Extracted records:
-----

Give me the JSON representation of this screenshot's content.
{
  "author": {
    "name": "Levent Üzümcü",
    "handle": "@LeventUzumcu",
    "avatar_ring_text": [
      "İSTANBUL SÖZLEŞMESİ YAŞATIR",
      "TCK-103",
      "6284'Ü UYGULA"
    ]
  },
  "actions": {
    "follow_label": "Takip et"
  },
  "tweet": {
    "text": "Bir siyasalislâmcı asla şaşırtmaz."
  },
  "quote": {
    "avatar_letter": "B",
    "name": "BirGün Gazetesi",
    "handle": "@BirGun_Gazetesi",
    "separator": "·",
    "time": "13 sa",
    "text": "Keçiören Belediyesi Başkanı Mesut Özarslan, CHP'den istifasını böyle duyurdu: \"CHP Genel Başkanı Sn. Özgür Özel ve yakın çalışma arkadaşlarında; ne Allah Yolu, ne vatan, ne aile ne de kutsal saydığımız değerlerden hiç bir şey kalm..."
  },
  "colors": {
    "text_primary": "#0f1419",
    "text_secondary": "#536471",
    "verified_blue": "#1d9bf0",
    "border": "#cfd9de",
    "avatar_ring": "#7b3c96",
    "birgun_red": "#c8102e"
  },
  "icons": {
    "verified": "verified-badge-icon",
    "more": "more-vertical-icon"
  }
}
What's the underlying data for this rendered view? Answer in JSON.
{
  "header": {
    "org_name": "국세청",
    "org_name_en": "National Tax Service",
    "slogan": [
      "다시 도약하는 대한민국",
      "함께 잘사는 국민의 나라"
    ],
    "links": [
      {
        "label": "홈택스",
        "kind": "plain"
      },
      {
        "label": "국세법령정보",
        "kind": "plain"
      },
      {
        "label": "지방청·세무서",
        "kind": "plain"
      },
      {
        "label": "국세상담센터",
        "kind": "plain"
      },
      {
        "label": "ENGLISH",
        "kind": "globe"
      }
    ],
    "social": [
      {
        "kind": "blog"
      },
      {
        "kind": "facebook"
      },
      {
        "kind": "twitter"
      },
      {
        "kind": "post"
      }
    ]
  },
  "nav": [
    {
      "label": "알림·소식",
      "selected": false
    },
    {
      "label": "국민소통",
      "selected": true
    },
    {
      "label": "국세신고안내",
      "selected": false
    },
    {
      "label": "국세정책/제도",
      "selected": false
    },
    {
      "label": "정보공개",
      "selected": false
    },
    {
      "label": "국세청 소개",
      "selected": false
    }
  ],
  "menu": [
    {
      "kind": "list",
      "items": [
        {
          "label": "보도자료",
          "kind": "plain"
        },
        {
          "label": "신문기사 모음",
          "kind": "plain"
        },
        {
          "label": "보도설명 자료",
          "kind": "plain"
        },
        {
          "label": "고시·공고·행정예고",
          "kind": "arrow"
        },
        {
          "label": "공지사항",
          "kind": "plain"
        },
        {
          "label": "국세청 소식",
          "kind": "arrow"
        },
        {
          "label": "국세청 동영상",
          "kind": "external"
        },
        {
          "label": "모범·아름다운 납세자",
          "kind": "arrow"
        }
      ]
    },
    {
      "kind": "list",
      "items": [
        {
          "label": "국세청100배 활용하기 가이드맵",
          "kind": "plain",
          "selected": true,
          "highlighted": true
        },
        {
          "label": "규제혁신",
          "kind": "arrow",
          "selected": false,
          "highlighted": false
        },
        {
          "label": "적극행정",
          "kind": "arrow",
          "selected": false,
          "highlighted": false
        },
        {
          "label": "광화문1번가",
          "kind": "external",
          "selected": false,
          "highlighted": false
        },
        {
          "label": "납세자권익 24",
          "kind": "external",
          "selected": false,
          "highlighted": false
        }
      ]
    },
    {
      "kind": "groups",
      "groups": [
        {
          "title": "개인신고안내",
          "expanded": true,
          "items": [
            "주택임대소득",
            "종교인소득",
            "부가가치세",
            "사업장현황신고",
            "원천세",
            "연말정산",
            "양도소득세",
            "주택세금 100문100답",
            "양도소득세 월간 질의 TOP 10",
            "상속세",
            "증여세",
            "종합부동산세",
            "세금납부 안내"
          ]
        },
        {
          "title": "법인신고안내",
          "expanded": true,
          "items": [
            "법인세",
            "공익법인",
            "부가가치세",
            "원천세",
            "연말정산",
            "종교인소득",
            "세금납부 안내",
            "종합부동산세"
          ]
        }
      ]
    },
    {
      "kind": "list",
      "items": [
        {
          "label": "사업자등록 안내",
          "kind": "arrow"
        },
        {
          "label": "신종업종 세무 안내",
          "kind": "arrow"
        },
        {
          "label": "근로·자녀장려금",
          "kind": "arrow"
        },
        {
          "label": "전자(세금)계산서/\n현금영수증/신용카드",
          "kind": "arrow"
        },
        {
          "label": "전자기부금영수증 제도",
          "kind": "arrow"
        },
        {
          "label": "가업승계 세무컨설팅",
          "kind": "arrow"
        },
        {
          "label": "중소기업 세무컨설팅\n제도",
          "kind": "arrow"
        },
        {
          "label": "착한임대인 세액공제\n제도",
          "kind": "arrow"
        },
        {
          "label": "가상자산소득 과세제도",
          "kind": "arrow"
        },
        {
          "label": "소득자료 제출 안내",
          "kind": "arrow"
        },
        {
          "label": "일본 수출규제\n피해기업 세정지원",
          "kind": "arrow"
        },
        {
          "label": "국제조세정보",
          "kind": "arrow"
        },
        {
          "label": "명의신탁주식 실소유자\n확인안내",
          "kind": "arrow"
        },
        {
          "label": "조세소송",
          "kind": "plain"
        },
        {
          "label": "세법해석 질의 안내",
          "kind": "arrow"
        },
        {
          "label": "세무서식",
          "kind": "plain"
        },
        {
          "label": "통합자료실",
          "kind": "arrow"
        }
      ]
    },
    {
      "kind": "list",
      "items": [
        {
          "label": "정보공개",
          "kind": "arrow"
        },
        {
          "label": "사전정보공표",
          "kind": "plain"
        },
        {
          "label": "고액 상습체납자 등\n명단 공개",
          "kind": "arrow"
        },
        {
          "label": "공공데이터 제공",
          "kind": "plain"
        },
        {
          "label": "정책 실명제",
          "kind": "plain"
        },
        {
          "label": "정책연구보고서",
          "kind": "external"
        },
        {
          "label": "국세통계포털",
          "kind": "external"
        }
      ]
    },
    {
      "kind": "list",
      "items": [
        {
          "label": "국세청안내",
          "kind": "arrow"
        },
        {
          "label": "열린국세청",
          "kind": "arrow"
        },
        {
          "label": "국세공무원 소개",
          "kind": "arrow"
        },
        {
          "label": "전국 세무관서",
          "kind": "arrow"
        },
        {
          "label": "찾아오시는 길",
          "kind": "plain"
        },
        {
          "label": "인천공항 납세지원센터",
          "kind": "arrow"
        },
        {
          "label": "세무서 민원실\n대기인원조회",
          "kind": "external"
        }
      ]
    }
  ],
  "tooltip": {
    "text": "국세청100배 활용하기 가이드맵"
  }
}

-----

What you have to do:
Write out every entry again, keeping each line exactly the same.

Result of the task:
Give me the JSON representation of this screenshot's content.
{
  "author": {
    "name": "Levent Üzümcü",
    "handle": "@LeventUzumcu",
    "avatar_ring_text": [
      "İSTANBUL SÖZLEŞMESİ YAŞATIR",
      "TCK-103",
      "6284'Ü UYGULA"
    ]
  },
  "actions": {
    "follow_label": "Takip et"
  },
  "tweet": {
    "text": "Bir siyasalislâmcı asla şaşırtmaz."
  },
  "quote": {
    "avatar_letter": "B",
    "name": "BirGün Gazetesi",
    "handle": "@BirGun_Gazetesi",
    "separator": "·",
    "time": "13 sa",
    "text": "Keçiören Belediyesi Başkanı Mesut Özarslan, CHP'den istifasını böyle duyurdu: \"CHP Genel Başkanı Sn. Özgür Özel ve yakın çalışma arkadaşlarında; ne Allah Yolu, ne vatan, ne aile ne de kutsal saydığımız değerlerden hiç bir şey kalm..."
  },
  "colors": {
    "text_primary": "#0f1419",
    "text_secondary": "#536471",
    "verified_blue": "#1d9bf0",
    "border": "#cfd9de",
    "avatar_ring": "#7b3c96",
    "birgun_red": "#c8102e"
  },
  "icons": {
    "verified": "verified-badge-icon",
    "more": "more-vertical-icon"
  }
}
What's the underlying data for this rendered view? Answer in JSON.
{
  "header": {
    "org_name": "국세청",
    "org_name_en": "National Tax Service",
    "slogan": [
      "다시 도약하는 대한민국",
      "함께 잘사는 국민의 나라"
    ],
    "links": [
      {
        "label": "홈택스",
        "kind": "plain"
      },
      {
        "label": "국세법령정보",
        "kind": "plain"
      },
      {
        "label": "지방청·세무서",
        "kind": "plain"
      },
      {
        "label": "국세상담센터",
        "kind": "plain"
      },
      {
        "label": "ENGLISH",
        "kind": "globe"
      }
    ],
    "social": [
      {
        "kind": "blog"
      },
      {
        "kind": "facebook"
      },
      {
        "kind": "twitter"
      },
      {
        "kind": "post"
      }
    ]
  },
  "nav": [
    {
      "label": "알림·소식",
      "selected": false
    },
    {
      "label": "국민소통",
      "selected": true
    },
    {
      "label": "국세신고안내",
      "selected": false
    },
    {
      "label": "국세정책/제도",
      "selected": false
    },
    {
      "label": "정보공개",
      "selected": false
    },
    {
      "label": "국세청 소개",
      "selected": false
    }
  ],
  "menu": [
    {
      "kind": "list",
      "items": [
        {
          "label": "보도자료",
          "kind": "plain"
        },
        {
          "label": "신문기사 모음",
          "kind": "plain"
        },
        {
          "label": "보도설명 자료",
          "kind": "plain"
        },
        {
          "label": "고시·공고·행정예고",
          "kind": "arrow"
        },
        {
          "label": "공지사항",
          "kind": "plain"
        },
        {
          "label": "국세청 소식",
          "kind": "arrow"
        },
        {
          "label": "국세청 동영상",
          "kind": "external"
        },
        {
          "label": "모범·아름다운 납세자",
          "kind": "arrow"
        }
      ]
    },
    {
      "kind": "list",
      "items": [
        {
          "label": "국세청100배 활용하기 가이드맵",
          "kind": "plain",
          "selected": true,
          "highlighted": true
        },
        {
          "label": "규제혁신",
          "kind": "arrow",
          "selected": false,
          "highlighted": false
        },
        {
          "label": "적극행정",
          "kind": "arrow",
          "selected": false,
          "highlighted": false
        },
        {
          "label": "광화문1번가",
          "kind": "external",
          "selected": false,
          "highlighted": false
        },
        {
          "label": "납세자권익 24",
          "kind": "external",
          "selected": false,
          "highlighted": false
        }
      ]
    },
    {
      "kind": "groups",
      "groups": [
        {
          "title": "개인신고안내",
          "expanded": true,
          "items": [
            "주택임대소득",
            "종교인소득",
            "부가가치세",
            "사업장현황신고",
            "원천세",
            "연말정산",
            "양도소득세",
            "주택세금 100문100답",
            "양도소득세 월간 질의 TOP 10",
            "상속세",
            "증여세",
            "종합부동산세",
            "세금납부 안내"
          ]
        },
        {
          "title": "법인신고안내",
          "expanded": true,
          "items": [
            "법인세",
            "공익법인",
            "부가가치세",
            "원천세",
            "연말정산",
            "종교인소득",
            "세금납부 안내",
            "종합부동산세"
          ]
        }
      ]
    },
    {
      "kind": "list",
      "items": [
        {
          "label": "사업자등록 안내",
          "kind": "arrow"
        },
        {
          "label": "신종업종 세무 안내",
          "kind": "arrow"
        },
        {
          "label": "근로·자녀장려금",
          "kind": "arrow"
        },
        {
          "label": "전자(세금)계산서/\n현금영수증/신용카드",
          "kind": "arrow"
        },
        {
          "label": "전자기부금영수증 제도",
          "kind": "arrow"
        },
        {
          "label": "가업승계 세무컨설팅",
          "kind": "arrow"
        },
        {
          "label": "중소기업 세무컨설팅\n제도",
          "kind": "arrow"
        },
        {
          "label": "착한임대인 세액공제\n제도",
          "kind": "arrow"
        },
        {
          "label": "가상자산소득 과세제도",
          "kind": "arrow"
        },
        {
          "label": "소득자료 제출 안내",
          "kind": "arrow"
        },
        {
          "label": "일본 수출규제\n피해기업 세정지원",
          "kind": "arrow"
        },
        {
          "label": "국제조세정보",
          "kind": "arrow"
        },
        {
          "label": "명의신탁주식 실소유자\n확인안내",
          "kind": "arrow"
        },
        {
          "label": "조세소송",
          "kind": "plain"
        },
        {
          "label": "세법해석 질의 안내",
          "kind": "arrow"
        },
        {
          "label": "세무서식",
          "kind": "plain"
        },
        {
          "label": "통합자료실",
          "kind": "arrow"
        }
      ]
    },
    {
      "kind": "list",
      "items": [
        {
          "label": "정보공개",
          "kind": "arrow"
        },
        {
          "label": "사전정보공표",
          "kind": "plain"
        },
        {
          "label": "고액 상습체납자 등\n명단 공개",
          "kind": "arrow"
        },
        {
          "label": "공공데이터 제공",
          "kind": "plain"
        },
        {
          "label": "정책 실명제",
          "kind": "plain"
        },
        {
          "label": "정책연구보고서",
          "kind": "external"
        },
        {
          "label": "국세통계포털",
          "kind": "external"
        }
      ]
    },
    {
      "kind": "list",
      "items": [
        {
          "label": "국세청안내",
          "kind": "arrow"
        },
        {
          "label": "열린국세청",
          "kind": "arrow"
        },
        {
          "label": "국세공무원 소개",
          "kind": "arrow"
        },
        {
          "label": "전국 세무관서",
          "kind": "arrow"
        },
        {
          "label": "찾아오시는 길",
          "kind": "plain"
        },
        {
          "label": "인천공항 납세지원센터",
          "kind": "arrow"
        },
        {
          "label": "세무서 민원실\n대기인원조회",
          "kind": "external"
        }
      ]
    }
  ],
  "tooltip": {
    "text": "국세청100배 활용하기 가이드맵"
  }
}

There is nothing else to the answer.